● **Required work**
Check each line of the records below for the word "SÉLECTION" and copy those where it appears.

---------- Data excerpts ----------

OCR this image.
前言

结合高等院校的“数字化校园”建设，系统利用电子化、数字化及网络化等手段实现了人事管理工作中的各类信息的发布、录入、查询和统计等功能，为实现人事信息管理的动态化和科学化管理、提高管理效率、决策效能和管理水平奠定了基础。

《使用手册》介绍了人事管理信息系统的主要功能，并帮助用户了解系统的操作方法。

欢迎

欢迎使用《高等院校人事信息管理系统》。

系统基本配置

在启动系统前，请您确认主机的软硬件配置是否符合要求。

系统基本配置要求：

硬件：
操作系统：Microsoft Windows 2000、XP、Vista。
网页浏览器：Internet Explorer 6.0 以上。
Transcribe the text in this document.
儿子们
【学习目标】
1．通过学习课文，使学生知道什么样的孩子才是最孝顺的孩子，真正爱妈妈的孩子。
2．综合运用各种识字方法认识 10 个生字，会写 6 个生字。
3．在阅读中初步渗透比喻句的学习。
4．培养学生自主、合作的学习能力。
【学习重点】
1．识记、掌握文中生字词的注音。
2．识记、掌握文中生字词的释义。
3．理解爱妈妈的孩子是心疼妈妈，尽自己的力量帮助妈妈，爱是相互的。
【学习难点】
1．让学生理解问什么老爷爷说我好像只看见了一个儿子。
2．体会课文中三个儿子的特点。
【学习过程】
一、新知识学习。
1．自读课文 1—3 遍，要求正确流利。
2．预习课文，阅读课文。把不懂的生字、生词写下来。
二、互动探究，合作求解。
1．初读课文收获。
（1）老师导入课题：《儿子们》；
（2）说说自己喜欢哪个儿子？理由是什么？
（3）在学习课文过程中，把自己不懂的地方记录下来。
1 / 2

----------
---------- Data excerpts ----------

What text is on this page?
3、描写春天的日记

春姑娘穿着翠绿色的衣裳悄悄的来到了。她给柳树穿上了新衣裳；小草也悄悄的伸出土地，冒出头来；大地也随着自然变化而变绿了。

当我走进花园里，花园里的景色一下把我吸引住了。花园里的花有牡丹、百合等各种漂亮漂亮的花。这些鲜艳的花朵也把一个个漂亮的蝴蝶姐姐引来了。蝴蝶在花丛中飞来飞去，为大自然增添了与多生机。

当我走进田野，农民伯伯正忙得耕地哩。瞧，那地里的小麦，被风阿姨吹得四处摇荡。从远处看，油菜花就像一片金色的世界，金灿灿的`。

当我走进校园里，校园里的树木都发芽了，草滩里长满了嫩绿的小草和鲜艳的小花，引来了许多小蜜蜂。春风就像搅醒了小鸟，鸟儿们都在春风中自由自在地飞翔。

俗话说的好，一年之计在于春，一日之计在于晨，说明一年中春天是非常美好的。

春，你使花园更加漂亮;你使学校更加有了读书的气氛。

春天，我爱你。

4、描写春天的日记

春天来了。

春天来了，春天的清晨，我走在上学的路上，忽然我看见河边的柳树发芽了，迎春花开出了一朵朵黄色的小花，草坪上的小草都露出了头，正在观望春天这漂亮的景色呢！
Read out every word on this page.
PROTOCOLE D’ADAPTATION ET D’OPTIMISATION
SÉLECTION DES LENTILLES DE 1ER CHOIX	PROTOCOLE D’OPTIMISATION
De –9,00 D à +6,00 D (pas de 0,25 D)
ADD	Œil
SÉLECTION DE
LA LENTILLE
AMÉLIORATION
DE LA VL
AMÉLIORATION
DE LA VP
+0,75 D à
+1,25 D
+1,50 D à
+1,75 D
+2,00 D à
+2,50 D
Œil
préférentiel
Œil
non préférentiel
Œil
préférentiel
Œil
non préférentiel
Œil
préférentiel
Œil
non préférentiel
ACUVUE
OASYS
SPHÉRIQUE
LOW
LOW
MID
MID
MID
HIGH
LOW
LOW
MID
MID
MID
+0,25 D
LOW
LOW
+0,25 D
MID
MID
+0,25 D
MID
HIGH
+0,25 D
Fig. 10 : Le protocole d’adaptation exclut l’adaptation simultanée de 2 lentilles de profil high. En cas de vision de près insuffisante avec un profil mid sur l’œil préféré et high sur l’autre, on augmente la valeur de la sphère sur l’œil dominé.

----------
---------- Data excerpts ----------

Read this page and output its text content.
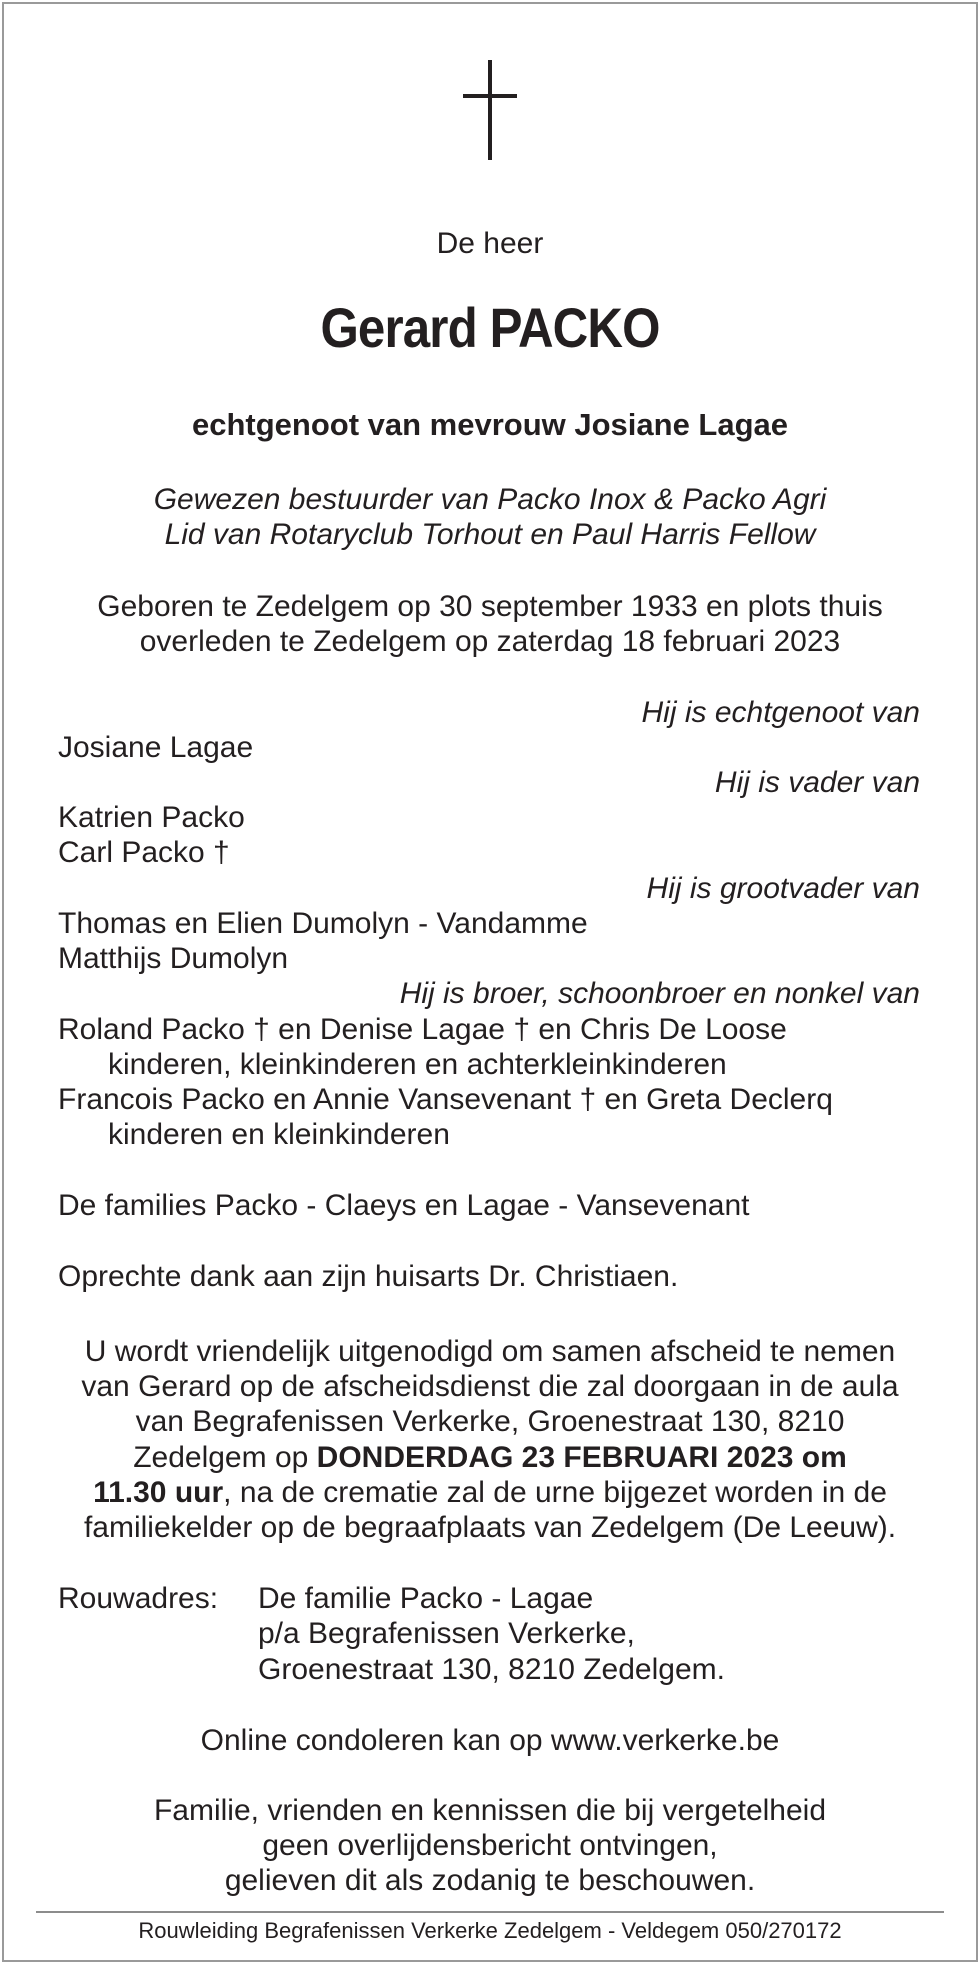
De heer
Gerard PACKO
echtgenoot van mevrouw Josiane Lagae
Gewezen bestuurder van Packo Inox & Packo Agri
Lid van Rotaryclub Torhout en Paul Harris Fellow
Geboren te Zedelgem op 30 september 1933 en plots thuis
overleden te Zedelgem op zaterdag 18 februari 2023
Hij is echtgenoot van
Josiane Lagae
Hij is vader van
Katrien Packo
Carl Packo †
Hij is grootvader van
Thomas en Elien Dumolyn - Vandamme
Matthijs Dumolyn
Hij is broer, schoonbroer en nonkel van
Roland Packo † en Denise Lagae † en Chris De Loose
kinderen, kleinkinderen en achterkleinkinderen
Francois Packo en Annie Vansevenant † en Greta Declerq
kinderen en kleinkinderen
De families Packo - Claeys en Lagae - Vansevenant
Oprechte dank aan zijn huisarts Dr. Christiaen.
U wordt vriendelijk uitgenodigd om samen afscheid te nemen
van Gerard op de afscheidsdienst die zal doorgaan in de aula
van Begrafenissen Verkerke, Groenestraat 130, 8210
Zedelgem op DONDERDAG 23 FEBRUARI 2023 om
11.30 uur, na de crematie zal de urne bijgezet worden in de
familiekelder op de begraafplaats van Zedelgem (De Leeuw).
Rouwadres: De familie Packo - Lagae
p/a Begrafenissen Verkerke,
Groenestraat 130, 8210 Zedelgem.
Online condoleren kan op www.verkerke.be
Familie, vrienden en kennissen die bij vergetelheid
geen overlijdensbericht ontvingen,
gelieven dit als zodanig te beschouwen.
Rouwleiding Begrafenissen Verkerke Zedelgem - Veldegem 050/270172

----------

● **Finished exercise**
SÉLECTION DES LENTILLES DE 1ER CHOIX	PROTOCOLE D’OPTIMISATION
SÉLECTION DE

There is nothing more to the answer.